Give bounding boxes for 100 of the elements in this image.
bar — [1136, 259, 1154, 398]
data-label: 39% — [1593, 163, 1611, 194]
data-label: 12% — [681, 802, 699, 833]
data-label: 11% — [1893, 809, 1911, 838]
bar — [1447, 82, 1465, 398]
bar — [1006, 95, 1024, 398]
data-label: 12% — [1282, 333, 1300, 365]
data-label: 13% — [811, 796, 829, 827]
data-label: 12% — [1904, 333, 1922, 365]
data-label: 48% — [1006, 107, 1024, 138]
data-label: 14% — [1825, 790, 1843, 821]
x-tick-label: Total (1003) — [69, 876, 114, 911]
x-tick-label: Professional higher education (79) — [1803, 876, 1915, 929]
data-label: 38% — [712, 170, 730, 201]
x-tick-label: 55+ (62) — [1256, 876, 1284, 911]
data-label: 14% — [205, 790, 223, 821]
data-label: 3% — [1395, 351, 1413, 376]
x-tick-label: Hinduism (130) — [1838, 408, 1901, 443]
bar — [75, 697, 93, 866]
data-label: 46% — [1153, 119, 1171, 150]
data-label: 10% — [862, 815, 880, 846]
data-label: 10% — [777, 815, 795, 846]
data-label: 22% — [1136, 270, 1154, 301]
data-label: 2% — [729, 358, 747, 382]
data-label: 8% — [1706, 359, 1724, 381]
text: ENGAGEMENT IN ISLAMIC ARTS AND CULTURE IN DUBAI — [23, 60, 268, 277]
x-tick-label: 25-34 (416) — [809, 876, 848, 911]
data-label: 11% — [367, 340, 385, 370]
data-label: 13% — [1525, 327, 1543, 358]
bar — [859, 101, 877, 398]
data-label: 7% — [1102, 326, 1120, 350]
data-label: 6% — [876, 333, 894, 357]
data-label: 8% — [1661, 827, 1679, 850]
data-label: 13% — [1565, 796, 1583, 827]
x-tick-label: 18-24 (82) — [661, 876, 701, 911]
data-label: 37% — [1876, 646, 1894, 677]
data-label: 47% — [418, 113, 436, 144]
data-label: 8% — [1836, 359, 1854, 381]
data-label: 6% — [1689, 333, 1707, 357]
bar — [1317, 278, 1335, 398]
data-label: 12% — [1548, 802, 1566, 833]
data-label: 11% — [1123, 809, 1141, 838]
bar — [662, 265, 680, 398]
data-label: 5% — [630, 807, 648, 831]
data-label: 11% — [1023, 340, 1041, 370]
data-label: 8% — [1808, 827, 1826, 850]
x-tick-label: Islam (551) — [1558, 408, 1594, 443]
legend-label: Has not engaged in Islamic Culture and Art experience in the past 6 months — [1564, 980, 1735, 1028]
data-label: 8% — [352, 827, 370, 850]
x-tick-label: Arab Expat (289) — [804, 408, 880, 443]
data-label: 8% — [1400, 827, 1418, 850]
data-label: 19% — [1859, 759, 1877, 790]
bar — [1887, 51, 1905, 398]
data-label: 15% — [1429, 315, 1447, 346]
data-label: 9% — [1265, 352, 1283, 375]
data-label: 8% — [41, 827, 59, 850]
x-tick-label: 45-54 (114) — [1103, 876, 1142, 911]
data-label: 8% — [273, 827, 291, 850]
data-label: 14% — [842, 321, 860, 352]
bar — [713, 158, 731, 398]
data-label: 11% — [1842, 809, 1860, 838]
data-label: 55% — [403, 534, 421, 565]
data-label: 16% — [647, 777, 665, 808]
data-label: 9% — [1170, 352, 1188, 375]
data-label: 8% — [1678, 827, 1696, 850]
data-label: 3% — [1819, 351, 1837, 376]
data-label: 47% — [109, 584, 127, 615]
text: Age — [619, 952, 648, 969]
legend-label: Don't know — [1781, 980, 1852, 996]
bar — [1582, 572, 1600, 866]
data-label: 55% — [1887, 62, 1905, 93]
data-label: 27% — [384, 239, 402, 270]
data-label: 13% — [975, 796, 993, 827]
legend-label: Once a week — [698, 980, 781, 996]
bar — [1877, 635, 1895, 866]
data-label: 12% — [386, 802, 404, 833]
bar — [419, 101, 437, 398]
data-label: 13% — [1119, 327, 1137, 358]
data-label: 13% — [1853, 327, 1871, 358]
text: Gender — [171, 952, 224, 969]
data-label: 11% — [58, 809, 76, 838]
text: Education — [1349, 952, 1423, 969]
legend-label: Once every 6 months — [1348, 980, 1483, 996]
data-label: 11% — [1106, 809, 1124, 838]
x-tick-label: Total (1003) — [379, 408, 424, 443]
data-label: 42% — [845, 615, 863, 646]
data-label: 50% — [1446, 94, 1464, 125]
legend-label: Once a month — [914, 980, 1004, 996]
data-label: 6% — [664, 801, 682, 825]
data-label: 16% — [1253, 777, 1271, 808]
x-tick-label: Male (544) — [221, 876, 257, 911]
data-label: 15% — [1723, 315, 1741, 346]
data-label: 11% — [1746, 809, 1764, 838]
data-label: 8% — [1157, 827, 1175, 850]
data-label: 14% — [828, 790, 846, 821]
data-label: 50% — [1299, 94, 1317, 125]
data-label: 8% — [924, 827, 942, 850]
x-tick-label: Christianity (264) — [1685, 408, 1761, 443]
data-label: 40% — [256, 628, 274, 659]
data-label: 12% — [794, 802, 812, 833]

=======

▶ **EXERCISE REQUIREMENTS**:
Reproduce every line of the material above character for character, without changing anything.

▶ **ANSWER TO THIS PROBLEM**:
Give bounding boxes for 100 of the elements in this image.
bar — [1136, 259, 1154, 398]
data-label: 39% — [1593, 163, 1611, 194]
data-label: 12% — [681, 802, 699, 833]
data-label: 11% — [1893, 809, 1911, 838]
bar — [1447, 82, 1465, 398]
bar — [1006, 95, 1024, 398]
data-label: 12% — [1282, 333, 1300, 365]
data-label: 13% — [811, 796, 829, 827]
data-label: 12% — [1904, 333, 1922, 365]
data-label: 48% — [1006, 107, 1024, 138]
data-label: 14% — [1825, 790, 1843, 821]
x-tick-label: Total (1003) — [69, 876, 114, 911]
x-tick-label: Professional higher education (79) — [1803, 876, 1915, 929]
data-label: 38% — [712, 170, 730, 201]
x-tick-label: 55+ (62) — [1256, 876, 1284, 911]
data-label: 14% — [205, 790, 223, 821]
data-label: 3% — [1395, 351, 1413, 376]
x-tick-label: Hinduism (130) — [1838, 408, 1901, 443]
bar — [75, 697, 93, 866]
data-label: 46% — [1153, 119, 1171, 150]
data-label: 10% — [862, 815, 880, 846]
data-label: 10% — [777, 815, 795, 846]
data-label: 22% — [1136, 270, 1154, 301]
data-label: 2% — [729, 358, 747, 382]
data-label: 8% — [1706, 359, 1724, 381]
text: ENGAGEMENT IN ISLAMIC ARTS AND CULTURE IN DUBAI — [23, 60, 268, 277]
x-tick-label: 25-34 (416) — [809, 876, 848, 911]
data-label: 11% — [367, 340, 385, 370]
data-label: 13% — [1525, 327, 1543, 358]
bar — [859, 101, 877, 398]
data-label: 7% — [1102, 326, 1120, 350]
data-label: 6% — [876, 333, 894, 357]
data-label: 8% — [1661, 827, 1679, 850]
data-label: 13% — [1565, 796, 1583, 827]
x-tick-label: 18-24 (82) — [661, 876, 701, 911]
data-label: 37% — [1876, 646, 1894, 677]
data-label: 47% — [418, 113, 436, 144]
data-label: 8% — [1836, 359, 1854, 381]
data-label: 6% — [1689, 333, 1707, 357]
bar — [1317, 278, 1335, 398]
data-label: 12% — [1548, 802, 1566, 833]
data-label: 11% — [1123, 809, 1141, 838]
bar — [662, 265, 680, 398]
data-label: 5% — [630, 807, 648, 831]
data-label: 11% — [1023, 340, 1041, 370]
data-label: 8% — [1808, 827, 1826, 850]
x-tick-label: Islam (551) — [1558, 408, 1594, 443]
legend-label: Has not engaged in Islamic Culture and Art experience in the past 6 months — [1564, 980, 1735, 1028]
data-label: 8% — [352, 827, 370, 850]
x-tick-label: Arab Expat (289) — [804, 408, 880, 443]
data-label: 8% — [1400, 827, 1418, 850]
data-label: 19% — [1859, 759, 1877, 790]
bar — [1887, 51, 1905, 398]
data-label: 15% — [1429, 315, 1447, 346]
data-label: 9% — [1265, 352, 1283, 375]
data-label: 8% — [41, 827, 59, 850]
x-tick-label: 45-54 (114) — [1103, 876, 1142, 911]
data-label: 8% — [273, 827, 291, 850]
data-label: 14% — [842, 321, 860, 352]
bar — [713, 158, 731, 398]
data-label: 11% — [1842, 809, 1860, 838]
data-label: 55% — [403, 534, 421, 565]
data-label: 16% — [647, 777, 665, 808]
data-label: 9% — [1170, 352, 1188, 375]
data-label: 8% — [1678, 827, 1696, 850]
data-label: 3% — [1819, 351, 1837, 376]
data-label: 47% — [109, 584, 127, 615]
text: Age — [619, 952, 648, 969]
legend-label: Don't know — [1781, 980, 1852, 996]
bar — [1582, 572, 1600, 866]
data-label: 55% — [1887, 62, 1905, 93]
data-label: 27% — [384, 239, 402, 270]
data-label: 13% — [975, 796, 993, 827]
legend-label: Once a week — [698, 980, 781, 996]
bar — [1877, 635, 1895, 866]
data-label: 12% — [386, 802, 404, 833]
bar — [419, 101, 437, 398]
data-label: 13% — [1119, 327, 1137, 358]
data-label: 13% — [1853, 327, 1871, 358]
text: Gender — [171, 952, 224, 969]
data-label: 11% — [58, 809, 76, 838]
text: Education — [1349, 952, 1423, 969]
legend-label: Once every 6 months — [1348, 980, 1483, 996]
data-label: 11% — [1106, 809, 1124, 838]
x-tick-label: Total (1003) — [379, 408, 424, 443]
data-label: 42% — [845, 615, 863, 646]
data-label: 50% — [1446, 94, 1464, 125]
legend-label: Once a month — [914, 980, 1004, 996]
data-label: 6% — [664, 801, 682, 825]
data-label: 16% — [1253, 777, 1271, 808]
x-tick-label: Male (544) — [221, 876, 257, 911]
data-label: 15% — [1723, 315, 1741, 346]
data-label: 11% — [1746, 809, 1764, 838]
data-label: 8% — [1157, 827, 1175, 850]
data-label: 14% — [828, 790, 846, 821]
data-label: 50% — [1299, 94, 1317, 125]
data-label: 8% — [924, 827, 942, 850]
x-tick-label: Christianity (264) — [1685, 408, 1761, 443]
data-label: 40% — [256, 628, 274, 659]
data-label: 12% — [794, 802, 812, 833]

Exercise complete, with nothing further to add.